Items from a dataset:
════════

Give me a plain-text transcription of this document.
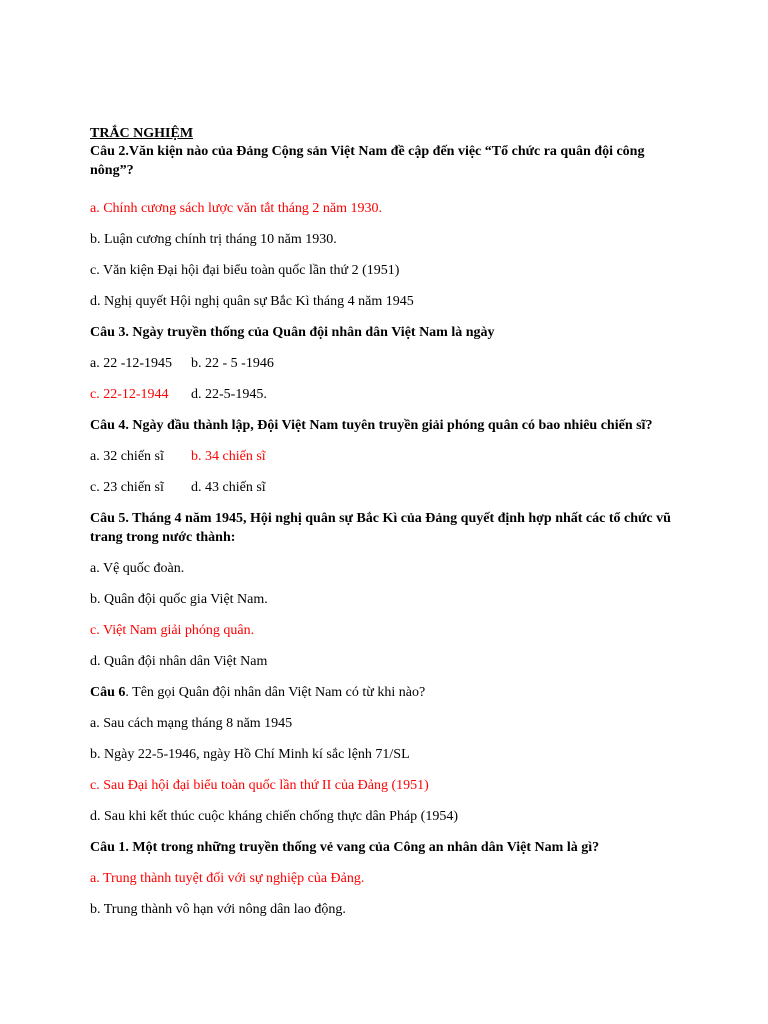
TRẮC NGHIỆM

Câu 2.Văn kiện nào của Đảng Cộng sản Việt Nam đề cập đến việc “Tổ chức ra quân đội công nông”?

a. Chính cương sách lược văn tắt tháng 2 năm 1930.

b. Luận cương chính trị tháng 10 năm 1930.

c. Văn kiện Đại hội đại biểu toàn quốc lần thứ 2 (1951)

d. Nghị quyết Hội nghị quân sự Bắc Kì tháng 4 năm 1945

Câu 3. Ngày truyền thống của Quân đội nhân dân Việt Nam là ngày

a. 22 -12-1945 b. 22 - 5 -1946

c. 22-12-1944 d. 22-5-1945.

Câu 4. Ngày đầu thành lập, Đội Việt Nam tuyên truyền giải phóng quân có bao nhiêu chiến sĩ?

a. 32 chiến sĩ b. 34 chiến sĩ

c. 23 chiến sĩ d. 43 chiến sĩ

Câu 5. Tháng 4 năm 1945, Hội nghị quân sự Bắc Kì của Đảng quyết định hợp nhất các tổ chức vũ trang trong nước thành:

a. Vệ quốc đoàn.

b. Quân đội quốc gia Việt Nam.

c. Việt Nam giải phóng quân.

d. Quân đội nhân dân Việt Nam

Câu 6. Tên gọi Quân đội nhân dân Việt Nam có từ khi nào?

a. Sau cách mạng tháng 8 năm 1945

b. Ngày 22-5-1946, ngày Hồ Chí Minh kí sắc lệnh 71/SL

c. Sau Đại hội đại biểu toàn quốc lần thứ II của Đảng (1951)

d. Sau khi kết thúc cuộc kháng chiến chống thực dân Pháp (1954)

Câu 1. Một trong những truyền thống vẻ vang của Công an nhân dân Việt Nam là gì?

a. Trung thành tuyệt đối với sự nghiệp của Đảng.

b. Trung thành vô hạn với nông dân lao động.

════════

Copy each line above containing the string "chiến".

Câu 4. Ngày đầu thành lập, Đội Việt Nam tuyên truyền giải phóng quân có bao nhiêu chiến sĩ?
a. 32 chiến sĩ b. 34 chiến sĩ
c. 23 chiến sĩ d. 43 chiến sĩ
d. Sau khi kết thúc cuộc kháng chiến chống thực dân Pháp (1954)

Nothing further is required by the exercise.